──────── Records for the task

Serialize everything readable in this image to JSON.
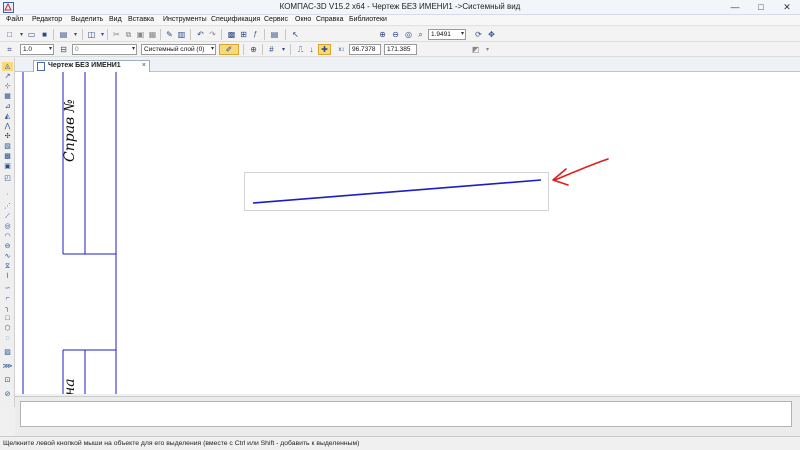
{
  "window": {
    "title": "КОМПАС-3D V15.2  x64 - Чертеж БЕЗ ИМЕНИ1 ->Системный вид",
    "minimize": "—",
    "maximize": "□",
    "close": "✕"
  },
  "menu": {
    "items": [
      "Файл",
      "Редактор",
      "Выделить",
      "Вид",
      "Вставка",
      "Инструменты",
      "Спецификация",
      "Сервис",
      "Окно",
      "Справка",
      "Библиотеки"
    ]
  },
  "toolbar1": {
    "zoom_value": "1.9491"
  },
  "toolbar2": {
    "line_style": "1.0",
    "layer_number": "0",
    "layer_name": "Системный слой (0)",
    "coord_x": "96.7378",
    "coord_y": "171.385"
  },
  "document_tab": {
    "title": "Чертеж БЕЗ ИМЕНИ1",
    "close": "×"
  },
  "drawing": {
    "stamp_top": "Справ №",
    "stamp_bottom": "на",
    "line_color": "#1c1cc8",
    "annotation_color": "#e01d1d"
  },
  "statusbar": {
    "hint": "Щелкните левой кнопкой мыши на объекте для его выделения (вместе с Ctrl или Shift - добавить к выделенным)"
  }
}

────────────────

**Stated exercise:** Without the pictures, repeat all the records word for word.

**Written response:**
Serialize everything readable in this image to JSON.
{
  "window": {
    "title": "КОМПАС-3D V15.2  x64 - Чертеж БЕЗ ИМЕНИ1 ->Системный вид",
    "minimize": "—",
    "maximize": "□",
    "close": "✕"
  },
  "menu": {
    "items": [
      "Файл",
      "Редактор",
      "Выделить",
      "Вид",
      "Вставка",
      "Инструменты",
      "Спецификация",
      "Сервис",
      "Окно",
      "Справка",
      "Библиотеки"
    ]
  },
  "toolbar1": {
    "zoom_value": "1.9491"
  },
  "toolbar2": {
    "line_style": "1.0",
    "layer_number": "0",
    "layer_name": "Системный слой (0)",
    "coord_x": "96.7378",
    "coord_y": "171.385"
  },
  "document_tab": {
    "title": "Чертеж БЕЗ ИМЕНИ1",
    "close": "×"
  },
  "drawing": {
    "stamp_top": "Справ №",
    "stamp_bottom": "на",
    "line_color": "#1c1cc8",
    "annotation_color": "#e01d1d"
  },
  "statusbar": {
    "hint": "Щелкните левой кнопкой мыши на объекте для его выделения (вместе с Ctrl или Shift - добавить к выделенным)"
  }
}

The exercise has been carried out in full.